**Provided information:**
## begin
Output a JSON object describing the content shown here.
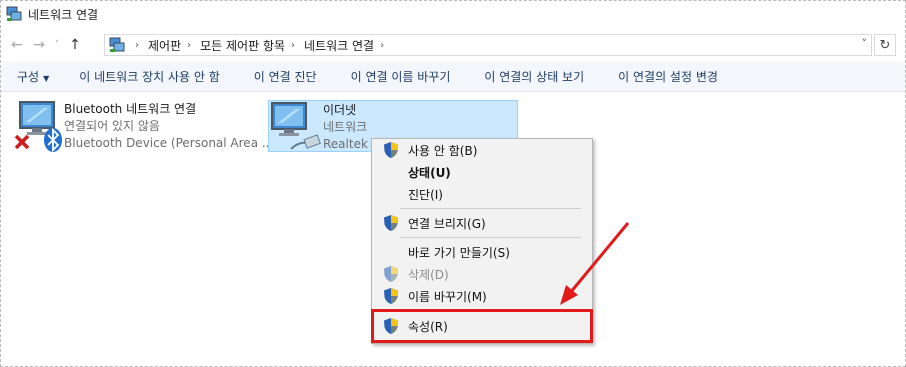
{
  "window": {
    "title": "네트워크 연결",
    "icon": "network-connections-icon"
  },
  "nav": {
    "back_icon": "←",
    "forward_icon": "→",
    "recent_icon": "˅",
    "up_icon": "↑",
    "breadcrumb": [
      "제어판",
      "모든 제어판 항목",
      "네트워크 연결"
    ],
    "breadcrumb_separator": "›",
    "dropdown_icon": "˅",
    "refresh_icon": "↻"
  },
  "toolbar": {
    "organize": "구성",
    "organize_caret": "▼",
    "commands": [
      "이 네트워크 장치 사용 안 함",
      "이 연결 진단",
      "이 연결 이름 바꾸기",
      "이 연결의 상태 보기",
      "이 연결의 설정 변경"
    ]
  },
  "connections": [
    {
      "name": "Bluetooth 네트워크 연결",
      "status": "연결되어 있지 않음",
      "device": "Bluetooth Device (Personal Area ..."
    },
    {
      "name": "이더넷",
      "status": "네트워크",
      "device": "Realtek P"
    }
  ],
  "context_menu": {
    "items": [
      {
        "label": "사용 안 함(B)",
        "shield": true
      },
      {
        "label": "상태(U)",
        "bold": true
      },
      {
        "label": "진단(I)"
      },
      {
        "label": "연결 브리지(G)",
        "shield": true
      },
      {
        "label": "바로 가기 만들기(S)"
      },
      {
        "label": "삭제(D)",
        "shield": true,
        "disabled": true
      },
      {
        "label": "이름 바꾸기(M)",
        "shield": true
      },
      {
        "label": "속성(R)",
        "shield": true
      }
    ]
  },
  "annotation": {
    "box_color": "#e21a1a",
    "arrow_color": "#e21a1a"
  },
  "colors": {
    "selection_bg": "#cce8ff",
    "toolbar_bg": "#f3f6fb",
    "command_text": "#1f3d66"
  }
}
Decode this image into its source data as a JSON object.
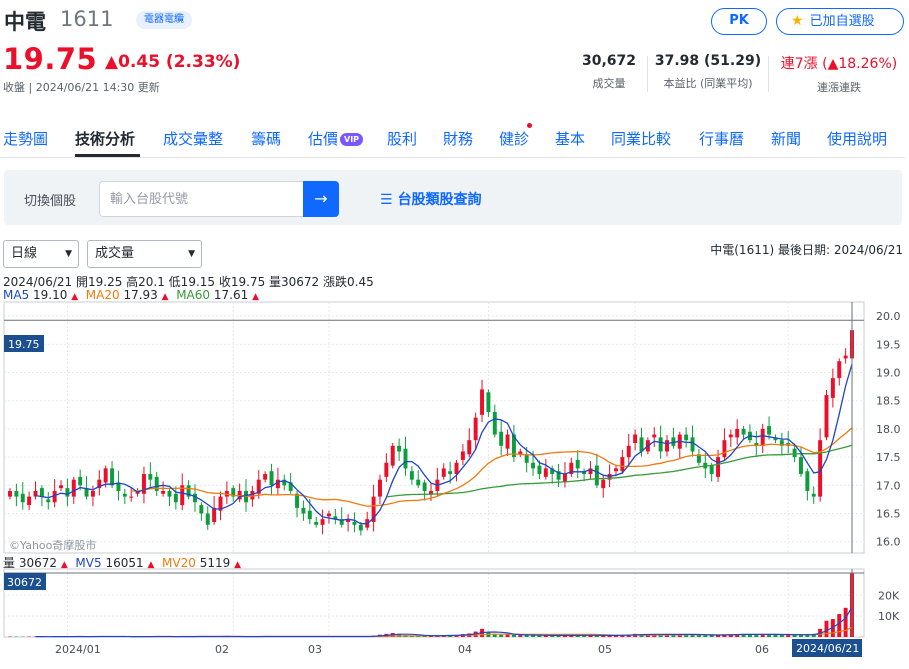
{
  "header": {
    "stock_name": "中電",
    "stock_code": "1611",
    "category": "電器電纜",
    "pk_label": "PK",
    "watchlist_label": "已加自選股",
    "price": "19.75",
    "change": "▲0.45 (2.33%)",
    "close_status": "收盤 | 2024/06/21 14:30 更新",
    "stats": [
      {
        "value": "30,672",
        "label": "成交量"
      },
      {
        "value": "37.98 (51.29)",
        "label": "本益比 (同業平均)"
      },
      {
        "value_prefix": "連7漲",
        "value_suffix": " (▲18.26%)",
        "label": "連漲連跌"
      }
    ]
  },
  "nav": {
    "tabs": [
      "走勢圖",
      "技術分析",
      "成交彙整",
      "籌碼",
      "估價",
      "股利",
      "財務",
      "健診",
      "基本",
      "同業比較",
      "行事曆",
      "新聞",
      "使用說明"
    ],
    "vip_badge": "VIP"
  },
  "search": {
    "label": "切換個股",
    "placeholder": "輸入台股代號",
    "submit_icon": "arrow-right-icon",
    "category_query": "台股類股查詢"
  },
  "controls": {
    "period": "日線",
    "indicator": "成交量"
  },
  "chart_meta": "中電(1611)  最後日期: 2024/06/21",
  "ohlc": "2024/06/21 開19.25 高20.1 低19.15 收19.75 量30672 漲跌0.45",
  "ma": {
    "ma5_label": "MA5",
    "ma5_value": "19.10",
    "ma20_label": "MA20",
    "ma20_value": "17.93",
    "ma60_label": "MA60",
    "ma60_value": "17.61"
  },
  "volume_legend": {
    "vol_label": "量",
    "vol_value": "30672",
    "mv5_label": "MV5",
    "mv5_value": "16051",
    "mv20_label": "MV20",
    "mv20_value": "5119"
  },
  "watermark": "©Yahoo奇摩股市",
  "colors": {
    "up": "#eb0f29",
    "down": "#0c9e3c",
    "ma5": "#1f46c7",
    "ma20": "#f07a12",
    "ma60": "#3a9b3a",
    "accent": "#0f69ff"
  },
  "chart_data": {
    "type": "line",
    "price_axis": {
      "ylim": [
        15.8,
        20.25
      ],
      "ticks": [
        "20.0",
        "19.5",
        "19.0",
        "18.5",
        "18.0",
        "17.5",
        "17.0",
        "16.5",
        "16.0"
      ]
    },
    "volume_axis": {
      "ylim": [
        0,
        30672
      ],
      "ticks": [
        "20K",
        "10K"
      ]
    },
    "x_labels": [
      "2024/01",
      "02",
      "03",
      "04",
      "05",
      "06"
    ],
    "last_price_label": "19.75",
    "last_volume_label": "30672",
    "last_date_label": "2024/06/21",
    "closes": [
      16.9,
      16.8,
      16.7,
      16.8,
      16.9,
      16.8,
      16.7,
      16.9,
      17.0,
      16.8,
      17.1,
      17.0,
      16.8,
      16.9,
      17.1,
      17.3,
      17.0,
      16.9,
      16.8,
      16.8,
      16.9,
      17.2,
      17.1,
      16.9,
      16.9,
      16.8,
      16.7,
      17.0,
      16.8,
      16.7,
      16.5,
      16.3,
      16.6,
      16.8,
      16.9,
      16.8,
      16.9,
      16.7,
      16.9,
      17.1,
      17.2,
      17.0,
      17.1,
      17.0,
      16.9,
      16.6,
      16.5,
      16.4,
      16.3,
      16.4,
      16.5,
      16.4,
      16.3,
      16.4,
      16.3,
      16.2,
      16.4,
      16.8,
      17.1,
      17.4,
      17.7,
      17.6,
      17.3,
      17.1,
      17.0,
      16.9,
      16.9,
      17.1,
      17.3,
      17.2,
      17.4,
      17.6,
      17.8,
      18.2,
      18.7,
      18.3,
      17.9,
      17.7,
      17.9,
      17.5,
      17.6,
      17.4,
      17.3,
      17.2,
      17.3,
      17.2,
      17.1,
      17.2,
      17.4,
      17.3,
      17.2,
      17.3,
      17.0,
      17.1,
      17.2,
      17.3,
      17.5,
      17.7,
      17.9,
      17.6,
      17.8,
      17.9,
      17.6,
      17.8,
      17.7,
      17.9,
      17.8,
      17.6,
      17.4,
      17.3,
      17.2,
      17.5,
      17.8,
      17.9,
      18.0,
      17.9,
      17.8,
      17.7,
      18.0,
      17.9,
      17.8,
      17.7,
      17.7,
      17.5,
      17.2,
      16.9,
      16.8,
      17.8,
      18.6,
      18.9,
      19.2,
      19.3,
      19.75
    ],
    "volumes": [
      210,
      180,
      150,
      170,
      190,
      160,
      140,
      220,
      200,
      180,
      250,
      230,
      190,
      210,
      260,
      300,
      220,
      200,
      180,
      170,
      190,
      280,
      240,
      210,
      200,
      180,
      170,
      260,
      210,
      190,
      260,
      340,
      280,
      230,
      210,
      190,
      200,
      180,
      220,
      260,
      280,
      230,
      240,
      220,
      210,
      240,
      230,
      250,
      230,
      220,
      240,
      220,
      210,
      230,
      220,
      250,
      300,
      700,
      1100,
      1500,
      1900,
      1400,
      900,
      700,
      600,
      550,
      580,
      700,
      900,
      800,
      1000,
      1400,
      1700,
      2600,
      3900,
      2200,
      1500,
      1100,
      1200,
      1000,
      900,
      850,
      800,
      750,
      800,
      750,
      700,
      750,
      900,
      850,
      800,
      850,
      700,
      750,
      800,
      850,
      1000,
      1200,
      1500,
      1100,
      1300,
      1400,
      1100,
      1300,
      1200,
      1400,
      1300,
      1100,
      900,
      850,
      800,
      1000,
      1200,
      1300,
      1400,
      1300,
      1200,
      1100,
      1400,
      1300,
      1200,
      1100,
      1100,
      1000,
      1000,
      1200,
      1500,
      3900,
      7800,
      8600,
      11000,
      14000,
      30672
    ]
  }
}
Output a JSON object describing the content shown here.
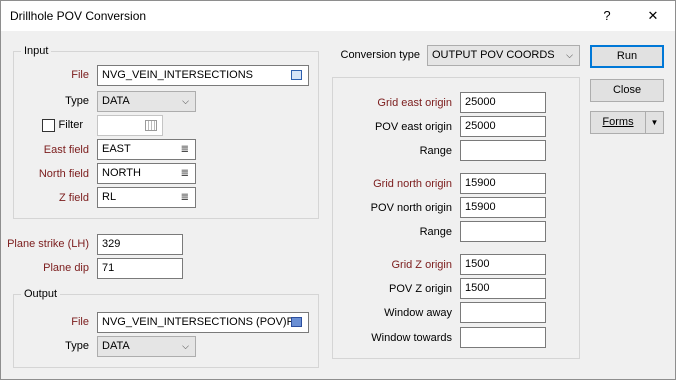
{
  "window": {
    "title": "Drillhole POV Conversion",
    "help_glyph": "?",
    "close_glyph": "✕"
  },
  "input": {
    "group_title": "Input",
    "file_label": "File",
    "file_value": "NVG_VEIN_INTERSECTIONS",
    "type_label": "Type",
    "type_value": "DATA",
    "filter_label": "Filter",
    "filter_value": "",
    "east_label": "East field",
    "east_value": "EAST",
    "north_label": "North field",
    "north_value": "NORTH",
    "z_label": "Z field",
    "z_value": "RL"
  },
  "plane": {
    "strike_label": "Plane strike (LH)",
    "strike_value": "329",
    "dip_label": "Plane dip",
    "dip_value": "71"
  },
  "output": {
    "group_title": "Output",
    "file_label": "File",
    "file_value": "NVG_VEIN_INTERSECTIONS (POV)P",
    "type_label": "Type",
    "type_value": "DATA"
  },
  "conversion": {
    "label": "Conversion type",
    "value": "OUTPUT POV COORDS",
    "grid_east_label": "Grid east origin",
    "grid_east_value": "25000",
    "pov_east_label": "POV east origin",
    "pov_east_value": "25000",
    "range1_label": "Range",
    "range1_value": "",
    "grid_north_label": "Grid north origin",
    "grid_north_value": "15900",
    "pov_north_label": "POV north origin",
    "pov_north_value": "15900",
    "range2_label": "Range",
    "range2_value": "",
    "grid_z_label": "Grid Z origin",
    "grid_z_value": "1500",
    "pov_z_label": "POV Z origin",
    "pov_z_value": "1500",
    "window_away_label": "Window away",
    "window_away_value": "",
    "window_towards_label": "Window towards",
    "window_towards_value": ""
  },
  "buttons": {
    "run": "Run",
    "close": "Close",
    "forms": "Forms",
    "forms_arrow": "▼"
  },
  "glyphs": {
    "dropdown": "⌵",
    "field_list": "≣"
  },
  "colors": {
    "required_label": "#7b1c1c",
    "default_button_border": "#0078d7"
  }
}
## end
**What you should do:** Select the lines in this material that hold the word "네트워크", leaving none out.

**Solved exercise:**
    "title": "네트워크 연결",
      "네트워크 연결"
      "이 네트워크 장치 사용 안 함",
      "name": "Bluetooth 네트워크 연결",
      "status": "네트워크",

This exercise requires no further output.